▶ [Task directions]:
From the entries below, say how many lines carry the word "these", and give nothing but the number.

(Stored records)
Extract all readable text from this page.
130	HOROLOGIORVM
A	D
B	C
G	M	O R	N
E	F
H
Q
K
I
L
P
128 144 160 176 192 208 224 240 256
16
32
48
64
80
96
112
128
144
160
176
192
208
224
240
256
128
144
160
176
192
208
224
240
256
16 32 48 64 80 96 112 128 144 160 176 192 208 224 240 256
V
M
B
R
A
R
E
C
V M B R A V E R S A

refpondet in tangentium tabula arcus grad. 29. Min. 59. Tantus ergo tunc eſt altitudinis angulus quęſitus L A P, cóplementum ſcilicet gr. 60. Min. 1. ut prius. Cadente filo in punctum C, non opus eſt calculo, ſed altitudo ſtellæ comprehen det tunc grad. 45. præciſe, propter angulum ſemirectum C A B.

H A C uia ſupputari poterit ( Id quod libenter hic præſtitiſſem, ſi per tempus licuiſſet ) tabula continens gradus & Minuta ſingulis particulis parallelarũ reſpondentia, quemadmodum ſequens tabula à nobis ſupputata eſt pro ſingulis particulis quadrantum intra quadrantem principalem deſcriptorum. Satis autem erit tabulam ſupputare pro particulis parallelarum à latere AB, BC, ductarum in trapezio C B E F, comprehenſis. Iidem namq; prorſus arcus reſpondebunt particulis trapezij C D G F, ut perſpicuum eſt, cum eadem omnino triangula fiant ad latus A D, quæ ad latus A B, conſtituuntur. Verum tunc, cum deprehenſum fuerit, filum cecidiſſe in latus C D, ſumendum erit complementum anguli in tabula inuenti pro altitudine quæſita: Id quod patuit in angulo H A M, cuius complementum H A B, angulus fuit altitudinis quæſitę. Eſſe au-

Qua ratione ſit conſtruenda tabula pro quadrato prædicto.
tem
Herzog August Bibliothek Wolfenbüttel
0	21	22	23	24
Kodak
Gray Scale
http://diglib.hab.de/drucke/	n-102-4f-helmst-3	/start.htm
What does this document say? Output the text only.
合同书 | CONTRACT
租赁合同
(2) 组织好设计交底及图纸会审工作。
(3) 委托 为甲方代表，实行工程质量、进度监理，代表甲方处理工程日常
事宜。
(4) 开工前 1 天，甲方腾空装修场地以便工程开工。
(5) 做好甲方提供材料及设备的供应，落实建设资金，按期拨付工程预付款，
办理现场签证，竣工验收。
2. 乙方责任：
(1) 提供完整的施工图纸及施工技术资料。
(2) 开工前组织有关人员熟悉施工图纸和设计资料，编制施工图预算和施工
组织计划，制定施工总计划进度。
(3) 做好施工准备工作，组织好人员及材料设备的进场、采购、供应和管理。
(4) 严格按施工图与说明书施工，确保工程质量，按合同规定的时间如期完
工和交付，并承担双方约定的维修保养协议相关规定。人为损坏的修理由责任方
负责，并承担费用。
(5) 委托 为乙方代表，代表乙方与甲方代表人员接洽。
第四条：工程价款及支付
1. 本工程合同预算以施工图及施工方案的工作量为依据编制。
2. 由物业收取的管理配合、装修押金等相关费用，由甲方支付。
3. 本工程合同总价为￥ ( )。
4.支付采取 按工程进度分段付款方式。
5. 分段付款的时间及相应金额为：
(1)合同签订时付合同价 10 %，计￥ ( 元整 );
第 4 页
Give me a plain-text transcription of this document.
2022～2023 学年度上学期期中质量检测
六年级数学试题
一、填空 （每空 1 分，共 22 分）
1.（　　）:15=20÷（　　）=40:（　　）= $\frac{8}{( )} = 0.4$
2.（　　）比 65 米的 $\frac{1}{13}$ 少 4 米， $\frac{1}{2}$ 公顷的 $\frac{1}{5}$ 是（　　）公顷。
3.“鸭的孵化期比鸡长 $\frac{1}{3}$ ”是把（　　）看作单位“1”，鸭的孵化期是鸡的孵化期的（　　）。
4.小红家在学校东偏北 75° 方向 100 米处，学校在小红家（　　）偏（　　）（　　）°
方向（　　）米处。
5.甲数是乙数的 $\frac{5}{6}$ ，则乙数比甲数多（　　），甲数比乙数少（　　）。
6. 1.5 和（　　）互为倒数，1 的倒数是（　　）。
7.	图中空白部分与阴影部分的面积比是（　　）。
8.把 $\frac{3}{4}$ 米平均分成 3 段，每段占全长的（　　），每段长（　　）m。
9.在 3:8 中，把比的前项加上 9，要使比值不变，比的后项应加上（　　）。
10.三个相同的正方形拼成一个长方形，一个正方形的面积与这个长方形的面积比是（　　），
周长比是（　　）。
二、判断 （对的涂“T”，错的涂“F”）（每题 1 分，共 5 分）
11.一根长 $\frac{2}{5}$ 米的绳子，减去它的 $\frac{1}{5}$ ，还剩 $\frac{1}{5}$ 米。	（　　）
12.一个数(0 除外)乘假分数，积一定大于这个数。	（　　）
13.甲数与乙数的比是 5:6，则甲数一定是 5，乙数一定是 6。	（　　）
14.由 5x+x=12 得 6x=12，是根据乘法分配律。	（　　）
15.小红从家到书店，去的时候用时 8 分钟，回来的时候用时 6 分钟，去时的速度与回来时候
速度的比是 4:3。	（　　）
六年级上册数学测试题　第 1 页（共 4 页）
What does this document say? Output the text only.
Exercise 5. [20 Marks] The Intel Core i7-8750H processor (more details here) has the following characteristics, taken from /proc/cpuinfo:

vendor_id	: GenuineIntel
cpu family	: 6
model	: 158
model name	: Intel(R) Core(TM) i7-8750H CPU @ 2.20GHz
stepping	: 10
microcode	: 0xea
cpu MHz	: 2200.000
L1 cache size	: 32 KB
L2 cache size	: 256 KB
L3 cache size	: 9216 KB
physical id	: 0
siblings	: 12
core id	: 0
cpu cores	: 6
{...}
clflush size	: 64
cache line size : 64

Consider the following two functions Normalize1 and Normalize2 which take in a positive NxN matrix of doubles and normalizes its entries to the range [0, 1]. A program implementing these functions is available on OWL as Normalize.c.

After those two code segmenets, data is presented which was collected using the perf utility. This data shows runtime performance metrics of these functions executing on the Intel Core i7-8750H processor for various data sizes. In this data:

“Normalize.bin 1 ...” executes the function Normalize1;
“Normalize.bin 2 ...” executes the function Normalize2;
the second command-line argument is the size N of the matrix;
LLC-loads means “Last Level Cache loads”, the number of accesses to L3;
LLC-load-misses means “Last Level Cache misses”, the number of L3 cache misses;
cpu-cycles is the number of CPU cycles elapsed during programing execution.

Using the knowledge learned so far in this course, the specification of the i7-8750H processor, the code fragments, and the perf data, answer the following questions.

▶ [Written solution]:
2